### Aim of the exercise
Show every line in the records below that contains the word "runtimeconfig".

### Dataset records

** Begin **

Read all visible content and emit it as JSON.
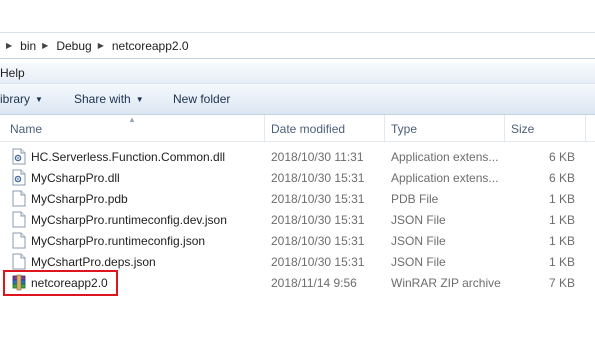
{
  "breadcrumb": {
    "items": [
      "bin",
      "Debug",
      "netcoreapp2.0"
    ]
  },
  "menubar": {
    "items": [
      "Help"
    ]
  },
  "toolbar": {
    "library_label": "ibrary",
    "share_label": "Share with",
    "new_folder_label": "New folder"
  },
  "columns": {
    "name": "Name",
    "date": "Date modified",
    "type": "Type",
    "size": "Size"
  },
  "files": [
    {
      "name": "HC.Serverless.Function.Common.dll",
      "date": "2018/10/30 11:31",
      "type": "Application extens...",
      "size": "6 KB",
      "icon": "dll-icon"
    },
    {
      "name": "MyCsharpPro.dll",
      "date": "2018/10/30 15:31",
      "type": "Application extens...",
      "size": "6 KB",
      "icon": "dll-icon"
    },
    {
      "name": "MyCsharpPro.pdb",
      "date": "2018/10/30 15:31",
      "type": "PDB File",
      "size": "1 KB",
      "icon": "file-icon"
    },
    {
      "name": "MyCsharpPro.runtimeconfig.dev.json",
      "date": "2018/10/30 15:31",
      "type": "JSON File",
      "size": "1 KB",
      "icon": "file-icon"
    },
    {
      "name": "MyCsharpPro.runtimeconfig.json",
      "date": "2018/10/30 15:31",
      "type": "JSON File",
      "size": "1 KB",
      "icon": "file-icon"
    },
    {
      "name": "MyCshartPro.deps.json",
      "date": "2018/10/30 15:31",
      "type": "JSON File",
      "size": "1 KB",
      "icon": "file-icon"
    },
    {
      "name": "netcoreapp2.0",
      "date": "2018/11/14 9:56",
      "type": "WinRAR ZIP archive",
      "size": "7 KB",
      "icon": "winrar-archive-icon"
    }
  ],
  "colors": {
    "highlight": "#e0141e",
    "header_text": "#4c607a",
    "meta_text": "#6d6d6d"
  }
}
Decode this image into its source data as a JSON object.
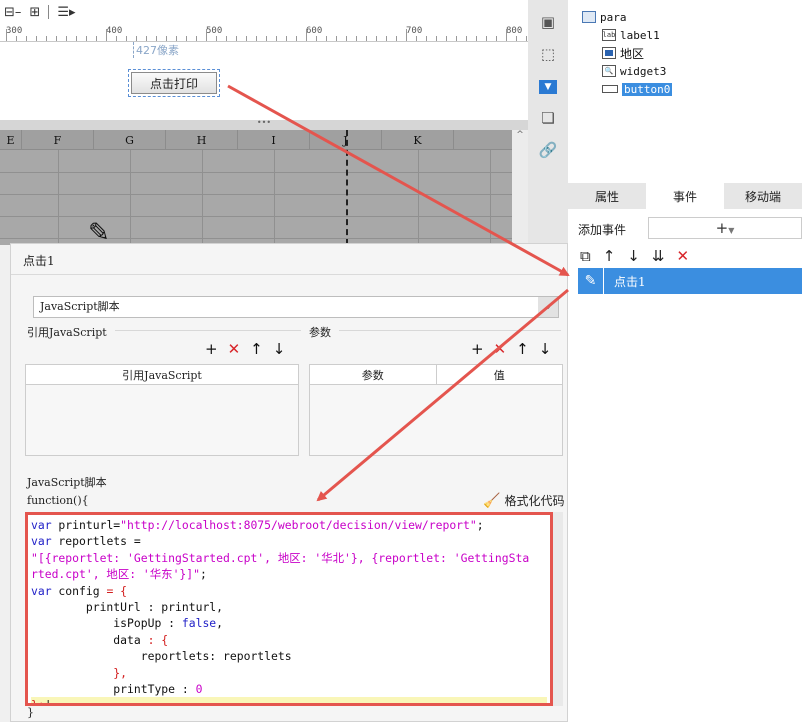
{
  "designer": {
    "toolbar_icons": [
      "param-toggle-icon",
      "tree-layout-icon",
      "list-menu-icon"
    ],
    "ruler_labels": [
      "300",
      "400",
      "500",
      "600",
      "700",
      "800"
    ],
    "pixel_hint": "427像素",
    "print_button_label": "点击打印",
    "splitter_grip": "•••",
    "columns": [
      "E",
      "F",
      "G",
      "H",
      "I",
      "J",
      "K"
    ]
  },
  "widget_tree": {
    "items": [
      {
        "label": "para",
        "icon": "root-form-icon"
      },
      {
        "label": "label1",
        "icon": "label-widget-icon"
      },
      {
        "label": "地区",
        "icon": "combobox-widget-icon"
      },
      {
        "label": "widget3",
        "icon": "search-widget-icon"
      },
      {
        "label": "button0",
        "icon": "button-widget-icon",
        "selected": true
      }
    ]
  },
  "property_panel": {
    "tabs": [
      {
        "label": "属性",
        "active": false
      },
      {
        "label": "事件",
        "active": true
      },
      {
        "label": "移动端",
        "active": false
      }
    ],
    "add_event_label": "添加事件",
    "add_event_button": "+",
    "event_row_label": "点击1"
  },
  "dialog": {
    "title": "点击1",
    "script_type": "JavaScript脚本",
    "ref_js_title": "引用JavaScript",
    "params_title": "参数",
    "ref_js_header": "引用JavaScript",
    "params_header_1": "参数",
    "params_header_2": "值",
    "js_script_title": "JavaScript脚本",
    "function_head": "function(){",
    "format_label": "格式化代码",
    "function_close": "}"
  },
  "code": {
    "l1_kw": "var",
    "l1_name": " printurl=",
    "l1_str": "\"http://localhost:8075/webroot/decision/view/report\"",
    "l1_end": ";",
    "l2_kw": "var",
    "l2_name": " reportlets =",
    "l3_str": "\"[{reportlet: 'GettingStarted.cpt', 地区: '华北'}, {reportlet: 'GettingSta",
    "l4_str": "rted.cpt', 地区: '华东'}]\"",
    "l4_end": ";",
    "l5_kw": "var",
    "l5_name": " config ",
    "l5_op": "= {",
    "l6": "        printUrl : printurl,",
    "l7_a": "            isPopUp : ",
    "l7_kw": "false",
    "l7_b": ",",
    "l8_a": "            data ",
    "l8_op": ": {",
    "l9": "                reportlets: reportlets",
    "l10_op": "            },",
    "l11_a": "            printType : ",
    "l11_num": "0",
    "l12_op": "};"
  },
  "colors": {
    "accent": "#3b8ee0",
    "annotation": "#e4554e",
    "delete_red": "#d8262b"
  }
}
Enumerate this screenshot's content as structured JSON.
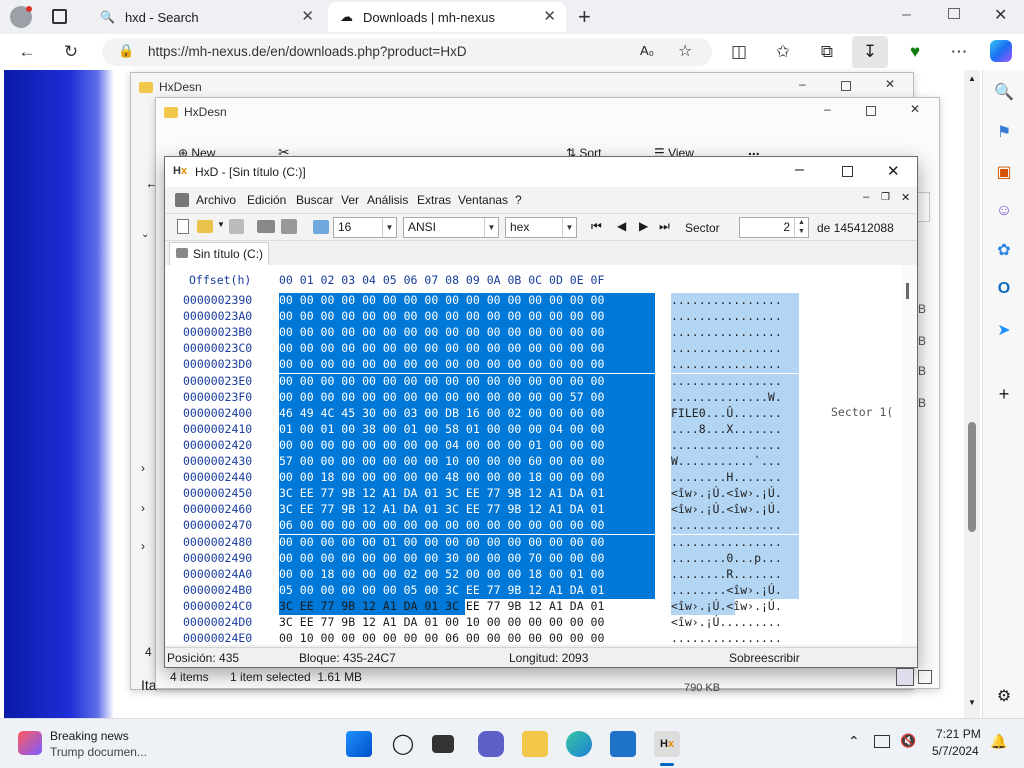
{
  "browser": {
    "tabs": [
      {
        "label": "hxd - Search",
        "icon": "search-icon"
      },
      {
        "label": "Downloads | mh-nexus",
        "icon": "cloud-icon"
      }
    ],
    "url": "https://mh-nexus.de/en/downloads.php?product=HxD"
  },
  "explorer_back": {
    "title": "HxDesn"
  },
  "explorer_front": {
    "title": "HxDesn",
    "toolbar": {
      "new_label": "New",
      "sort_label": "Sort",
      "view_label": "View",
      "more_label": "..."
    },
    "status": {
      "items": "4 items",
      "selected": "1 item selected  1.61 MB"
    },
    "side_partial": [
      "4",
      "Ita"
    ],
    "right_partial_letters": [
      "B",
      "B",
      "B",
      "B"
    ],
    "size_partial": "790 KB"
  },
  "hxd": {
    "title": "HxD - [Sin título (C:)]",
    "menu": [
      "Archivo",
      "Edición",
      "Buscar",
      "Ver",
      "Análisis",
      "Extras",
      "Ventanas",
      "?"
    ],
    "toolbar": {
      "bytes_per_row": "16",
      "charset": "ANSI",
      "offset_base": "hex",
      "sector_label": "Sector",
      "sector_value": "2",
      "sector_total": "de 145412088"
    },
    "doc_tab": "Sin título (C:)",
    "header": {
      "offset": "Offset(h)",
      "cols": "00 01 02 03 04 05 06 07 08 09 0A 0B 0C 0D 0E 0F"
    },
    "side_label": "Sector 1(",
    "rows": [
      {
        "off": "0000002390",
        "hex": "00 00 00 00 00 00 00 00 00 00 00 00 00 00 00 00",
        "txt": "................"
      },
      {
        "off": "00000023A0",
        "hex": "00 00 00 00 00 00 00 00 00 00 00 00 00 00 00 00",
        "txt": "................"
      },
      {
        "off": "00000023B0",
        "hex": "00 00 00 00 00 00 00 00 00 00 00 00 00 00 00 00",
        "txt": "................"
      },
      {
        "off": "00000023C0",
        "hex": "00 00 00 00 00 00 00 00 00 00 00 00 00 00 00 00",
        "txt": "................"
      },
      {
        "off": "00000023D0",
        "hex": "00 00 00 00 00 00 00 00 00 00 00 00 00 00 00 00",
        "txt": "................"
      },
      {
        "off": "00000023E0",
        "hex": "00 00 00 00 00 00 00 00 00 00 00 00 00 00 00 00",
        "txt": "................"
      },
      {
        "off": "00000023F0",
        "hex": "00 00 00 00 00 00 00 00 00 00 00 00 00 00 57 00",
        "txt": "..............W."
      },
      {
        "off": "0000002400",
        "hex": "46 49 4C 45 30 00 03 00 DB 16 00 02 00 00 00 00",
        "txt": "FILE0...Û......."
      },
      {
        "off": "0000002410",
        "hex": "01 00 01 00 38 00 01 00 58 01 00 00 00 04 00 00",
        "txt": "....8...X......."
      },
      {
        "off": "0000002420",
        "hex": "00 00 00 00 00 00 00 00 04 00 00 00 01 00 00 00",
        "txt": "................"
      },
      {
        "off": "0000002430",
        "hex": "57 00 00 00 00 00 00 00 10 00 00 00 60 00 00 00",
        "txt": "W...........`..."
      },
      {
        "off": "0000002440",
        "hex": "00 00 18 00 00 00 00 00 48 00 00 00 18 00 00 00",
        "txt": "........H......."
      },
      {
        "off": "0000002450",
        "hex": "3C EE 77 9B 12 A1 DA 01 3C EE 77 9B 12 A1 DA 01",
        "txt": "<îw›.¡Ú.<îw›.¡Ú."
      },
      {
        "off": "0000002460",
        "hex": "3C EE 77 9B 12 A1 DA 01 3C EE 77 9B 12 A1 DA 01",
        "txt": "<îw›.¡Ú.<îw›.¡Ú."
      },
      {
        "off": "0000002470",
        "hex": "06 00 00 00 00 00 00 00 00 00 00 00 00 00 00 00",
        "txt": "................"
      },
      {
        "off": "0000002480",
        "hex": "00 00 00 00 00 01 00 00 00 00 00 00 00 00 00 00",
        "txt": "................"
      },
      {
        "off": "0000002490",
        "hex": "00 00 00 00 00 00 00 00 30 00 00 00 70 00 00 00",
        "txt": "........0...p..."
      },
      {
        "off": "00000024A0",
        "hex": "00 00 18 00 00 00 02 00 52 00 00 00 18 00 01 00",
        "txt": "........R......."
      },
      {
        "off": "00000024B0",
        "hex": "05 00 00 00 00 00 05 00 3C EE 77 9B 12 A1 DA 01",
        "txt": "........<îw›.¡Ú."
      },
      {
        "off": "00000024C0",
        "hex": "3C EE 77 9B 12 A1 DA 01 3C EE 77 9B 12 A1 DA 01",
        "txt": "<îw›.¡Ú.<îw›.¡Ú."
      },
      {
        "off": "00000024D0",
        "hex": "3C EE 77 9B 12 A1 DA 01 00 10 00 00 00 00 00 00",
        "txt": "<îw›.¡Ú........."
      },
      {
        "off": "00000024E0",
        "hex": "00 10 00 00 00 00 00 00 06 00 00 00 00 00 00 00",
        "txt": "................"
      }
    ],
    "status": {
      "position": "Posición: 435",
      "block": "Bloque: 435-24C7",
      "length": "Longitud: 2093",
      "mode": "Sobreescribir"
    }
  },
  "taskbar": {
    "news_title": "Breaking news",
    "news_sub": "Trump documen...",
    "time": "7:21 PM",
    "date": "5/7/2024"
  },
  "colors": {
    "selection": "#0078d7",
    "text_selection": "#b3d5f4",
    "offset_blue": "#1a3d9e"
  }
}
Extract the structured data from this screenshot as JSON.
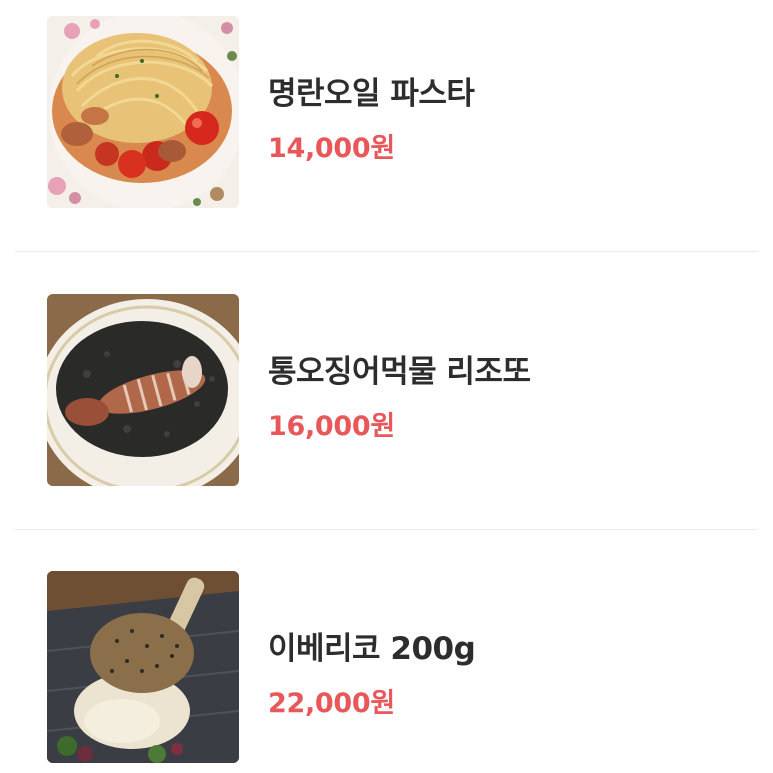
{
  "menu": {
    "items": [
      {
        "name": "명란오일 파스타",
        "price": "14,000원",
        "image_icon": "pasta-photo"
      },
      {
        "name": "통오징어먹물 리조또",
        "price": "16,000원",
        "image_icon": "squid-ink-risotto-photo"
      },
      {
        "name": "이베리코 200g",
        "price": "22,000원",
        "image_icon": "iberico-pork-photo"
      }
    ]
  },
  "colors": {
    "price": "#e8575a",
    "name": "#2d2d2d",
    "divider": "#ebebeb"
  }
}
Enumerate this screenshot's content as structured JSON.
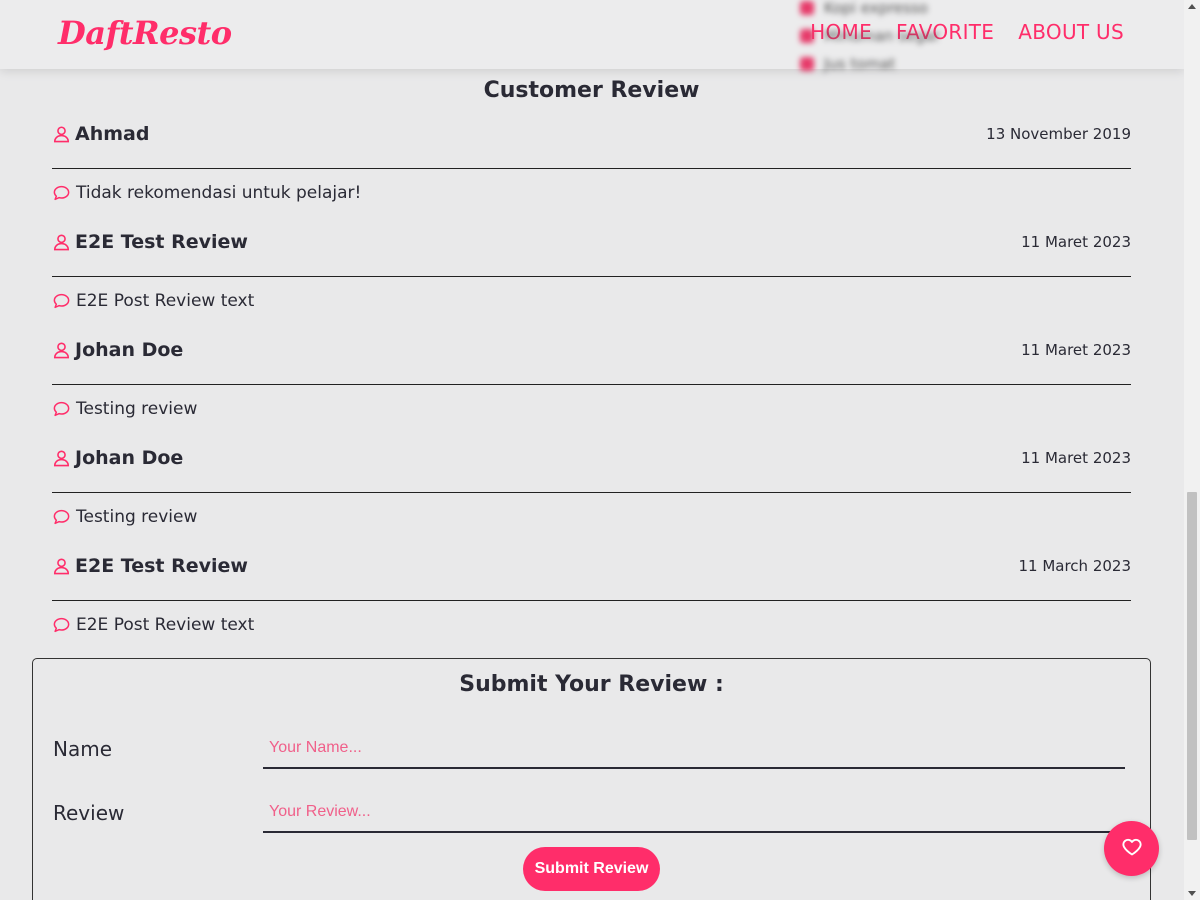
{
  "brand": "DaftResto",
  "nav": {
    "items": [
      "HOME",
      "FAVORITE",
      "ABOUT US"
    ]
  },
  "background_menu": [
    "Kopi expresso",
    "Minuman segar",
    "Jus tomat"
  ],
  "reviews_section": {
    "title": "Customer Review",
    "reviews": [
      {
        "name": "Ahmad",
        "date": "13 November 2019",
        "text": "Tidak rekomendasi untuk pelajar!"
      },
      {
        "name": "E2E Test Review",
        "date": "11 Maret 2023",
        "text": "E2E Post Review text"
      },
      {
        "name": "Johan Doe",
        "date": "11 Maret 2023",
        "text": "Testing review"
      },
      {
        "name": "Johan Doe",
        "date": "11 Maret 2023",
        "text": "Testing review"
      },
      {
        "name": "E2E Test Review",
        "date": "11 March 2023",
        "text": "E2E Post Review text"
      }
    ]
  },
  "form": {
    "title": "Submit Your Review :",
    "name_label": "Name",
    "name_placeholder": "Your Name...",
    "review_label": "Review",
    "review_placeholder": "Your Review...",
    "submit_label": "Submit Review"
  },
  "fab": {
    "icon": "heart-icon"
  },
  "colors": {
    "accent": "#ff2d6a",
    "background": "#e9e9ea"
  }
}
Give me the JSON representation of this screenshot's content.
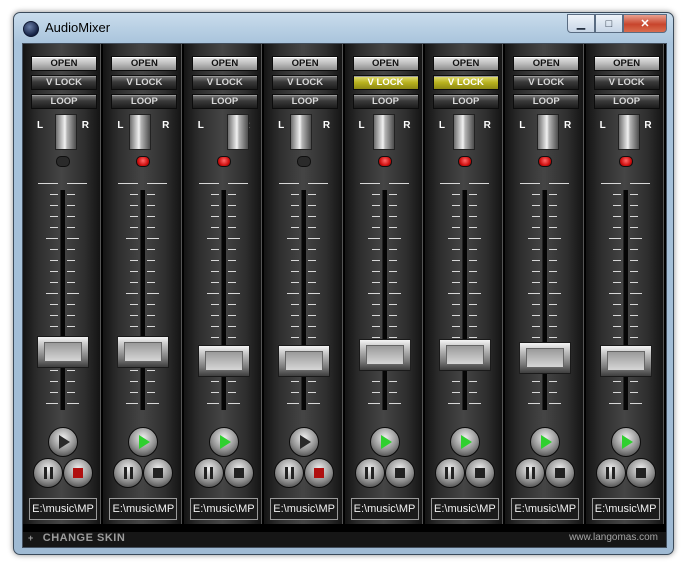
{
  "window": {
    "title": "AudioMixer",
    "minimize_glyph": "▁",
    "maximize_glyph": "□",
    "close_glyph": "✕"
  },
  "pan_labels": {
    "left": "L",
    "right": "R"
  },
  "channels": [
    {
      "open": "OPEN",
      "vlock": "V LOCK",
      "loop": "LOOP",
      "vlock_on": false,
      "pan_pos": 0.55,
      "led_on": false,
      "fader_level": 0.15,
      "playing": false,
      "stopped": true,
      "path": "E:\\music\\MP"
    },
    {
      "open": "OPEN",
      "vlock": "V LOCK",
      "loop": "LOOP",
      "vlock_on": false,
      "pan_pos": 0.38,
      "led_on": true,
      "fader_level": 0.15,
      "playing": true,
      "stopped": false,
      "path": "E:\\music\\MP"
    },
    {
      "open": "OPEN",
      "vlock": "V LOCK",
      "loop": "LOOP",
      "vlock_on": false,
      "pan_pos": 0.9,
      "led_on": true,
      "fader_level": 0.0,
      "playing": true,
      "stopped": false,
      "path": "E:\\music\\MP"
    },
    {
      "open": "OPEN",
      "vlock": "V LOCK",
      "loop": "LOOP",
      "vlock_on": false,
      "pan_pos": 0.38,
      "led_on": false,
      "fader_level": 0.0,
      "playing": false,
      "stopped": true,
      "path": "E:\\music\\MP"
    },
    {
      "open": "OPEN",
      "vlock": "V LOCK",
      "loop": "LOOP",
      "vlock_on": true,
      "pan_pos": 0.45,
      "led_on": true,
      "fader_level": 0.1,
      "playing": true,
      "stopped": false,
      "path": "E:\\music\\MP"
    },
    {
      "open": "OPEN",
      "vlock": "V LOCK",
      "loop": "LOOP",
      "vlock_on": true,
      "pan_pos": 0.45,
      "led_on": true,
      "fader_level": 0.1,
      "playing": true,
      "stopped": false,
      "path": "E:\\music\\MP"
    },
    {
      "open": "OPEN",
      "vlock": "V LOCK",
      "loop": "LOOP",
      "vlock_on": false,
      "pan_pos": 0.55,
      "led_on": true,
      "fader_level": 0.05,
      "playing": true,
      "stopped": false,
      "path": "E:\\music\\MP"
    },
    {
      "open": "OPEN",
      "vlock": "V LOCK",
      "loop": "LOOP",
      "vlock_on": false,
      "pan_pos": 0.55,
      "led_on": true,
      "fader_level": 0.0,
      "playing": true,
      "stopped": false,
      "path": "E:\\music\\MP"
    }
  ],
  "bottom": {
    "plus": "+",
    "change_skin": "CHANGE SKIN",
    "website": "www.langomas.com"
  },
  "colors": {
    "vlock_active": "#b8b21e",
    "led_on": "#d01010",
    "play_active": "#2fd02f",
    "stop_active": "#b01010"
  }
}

** End **

### Complete answer
      "name": "MyCsharpPro.runtimeconfig.dev.json",
      "name": "MyCsharpPro.runtimeconfig.json",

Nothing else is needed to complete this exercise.